- [REQUIREMENT A]:
In the Command Processor text, swap "main memory" for "system memory" and give the stretch from "All indirect buffers" through "would be sufficient." with that one change.

— start EXCERPTED TEXT —

Copyright (c) 2002/03, Thomas Kurschel
Part of Radeon accelerant
Command Processor interface.
Buffer management:
We use both the circular buffer and indirect buffers. To let the CP
execute something, you must allocate an indirect buffer by
Radeon_AllocIndirectBuffer(), fill it, and let it post via
Radeon_SendIndirectBuffer(). If you need some certain state before
your buffer is executed, you can define a state buffer: in this
buffer you write commands necessary to gain your whished state.
You get this state buffer during startup via Radeon_AllocIndirectBuffer()
and release it by Radeon_FreeIndirectBuffer() during shutdown.
Whenever you want to change (or free) it, call
Radeon_InvalidateStateBuffer() to make sure the state buffer is not
in use. Radeon_SendIndirectBuffer() keeps track of the current
state and if it's different then the state necessary for execution
of an indirect buffer, it submit the state buffer first. State
buffers are currently used for virtual cards only, but could be
used for things like 3D accelerator state as well.
All indirect buffers have the same size: 4K (Radeons want them to
be 4k aligned, so this is the minimum size). For 3D this may be too
small, but for 2D it's more then enough. To not waste main memory
(they cannot reside in graphics mem, at least my tests showed that
you get consistency problems), there are currently 253 buffers.
As the ring buffer only contains calls to indirect buffers and
each call needs at most 8 dwords, 2025 dwords would be sufficient.

— end EXCERPTED TEXT —
— start WORKING DATA —

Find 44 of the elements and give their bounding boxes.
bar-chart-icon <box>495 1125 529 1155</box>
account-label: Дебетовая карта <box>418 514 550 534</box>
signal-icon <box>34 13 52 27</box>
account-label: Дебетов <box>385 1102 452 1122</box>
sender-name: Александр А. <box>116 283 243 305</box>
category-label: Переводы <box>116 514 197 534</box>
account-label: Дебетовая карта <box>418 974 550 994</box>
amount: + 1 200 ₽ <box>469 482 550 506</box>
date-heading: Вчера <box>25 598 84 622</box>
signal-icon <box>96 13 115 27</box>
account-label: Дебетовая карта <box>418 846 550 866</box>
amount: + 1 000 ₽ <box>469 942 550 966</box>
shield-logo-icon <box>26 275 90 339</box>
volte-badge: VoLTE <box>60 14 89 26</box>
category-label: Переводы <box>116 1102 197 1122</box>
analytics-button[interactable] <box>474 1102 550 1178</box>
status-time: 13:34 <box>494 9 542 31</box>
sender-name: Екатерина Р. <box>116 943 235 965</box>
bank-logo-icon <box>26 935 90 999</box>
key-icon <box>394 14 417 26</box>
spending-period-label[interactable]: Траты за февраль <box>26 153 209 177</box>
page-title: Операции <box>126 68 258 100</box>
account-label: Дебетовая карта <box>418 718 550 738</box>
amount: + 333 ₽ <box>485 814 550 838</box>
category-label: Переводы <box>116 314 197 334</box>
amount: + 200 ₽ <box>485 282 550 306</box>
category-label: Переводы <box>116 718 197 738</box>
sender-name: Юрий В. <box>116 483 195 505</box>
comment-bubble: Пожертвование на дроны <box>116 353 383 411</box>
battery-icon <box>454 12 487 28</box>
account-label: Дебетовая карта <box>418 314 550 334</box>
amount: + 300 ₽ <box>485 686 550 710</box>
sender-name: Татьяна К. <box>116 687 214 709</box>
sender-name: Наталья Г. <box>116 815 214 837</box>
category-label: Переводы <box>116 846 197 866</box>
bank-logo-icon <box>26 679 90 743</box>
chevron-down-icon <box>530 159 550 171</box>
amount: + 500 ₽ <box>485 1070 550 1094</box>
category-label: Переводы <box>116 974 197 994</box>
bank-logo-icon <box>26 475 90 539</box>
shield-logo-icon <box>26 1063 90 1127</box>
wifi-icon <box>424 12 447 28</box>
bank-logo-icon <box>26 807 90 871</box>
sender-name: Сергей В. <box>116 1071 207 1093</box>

— end WORKING DATA —

- [REQUIREMENT B]:
Return, without any alteration, the entry lines in the stretch from the start of the entries through the line that contains "amount: + 200 ₽ <box>485 282 550 306</box>", including both ends.

- [CORRECT OUTPUT A]:
All indirect buffers have the same size: 4K (Radeons want them to
be 4k aligned, so this is the minimum size). For 3D this may be too
small, but for 2D it's more then enough. To not waste system memory
(they cannot reside in graphics mem, at least my tests showed that
you get consistency problems), there are currently 253 buffers.
As the ring buffer only contains calls to indirect buffers and
each call needs at most 8 dwords, 2025 dwords would be sufficient.

- [CORRECT OUTPUT B]:
Find 44 of the elements and give their bounding boxes.
bar-chart-icon <box>495 1125 529 1155</box>
account-label: Дебетовая карта <box>418 514 550 534</box>
signal-icon <box>34 13 52 27</box>
account-label: Дебетов <box>385 1102 452 1122</box>
sender-name: Александр А. <box>116 283 243 305</box>
category-label: Переводы <box>116 514 197 534</box>
account-label: Дебетовая карта <box>418 974 550 994</box>
amount: + 1 200 ₽ <box>469 482 550 506</box>
date-heading: Вчера <box>25 598 84 622</box>
signal-icon <box>96 13 115 27</box>
account-label: Дебетовая карта <box>418 846 550 866</box>
amount: + 1 000 ₽ <box>469 942 550 966</box>
shield-logo-icon <box>26 275 90 339</box>
volte-badge: VoLTE <box>60 14 89 26</box>
category-label: Переводы <box>116 1102 197 1122</box>
analytics-button[interactable] <box>474 1102 550 1178</box>
status-time: 13:34 <box>494 9 542 31</box>
sender-name: Екатерина Р. <box>116 943 235 965</box>
bank-logo-icon <box>26 935 90 999</box>
key-icon <box>394 14 417 26</box>
spending-period-label[interactable]: Траты за февраль <box>26 153 209 177</box>
page-title: Операции <box>126 68 258 100</box>
account-label: Дебетовая карта <box>418 718 550 738</box>
amount: + 333 ₽ <box>485 814 550 838</box>
category-label: Переводы <box>116 314 197 334</box>
amount: + 200 ₽ <box>485 282 550 306</box>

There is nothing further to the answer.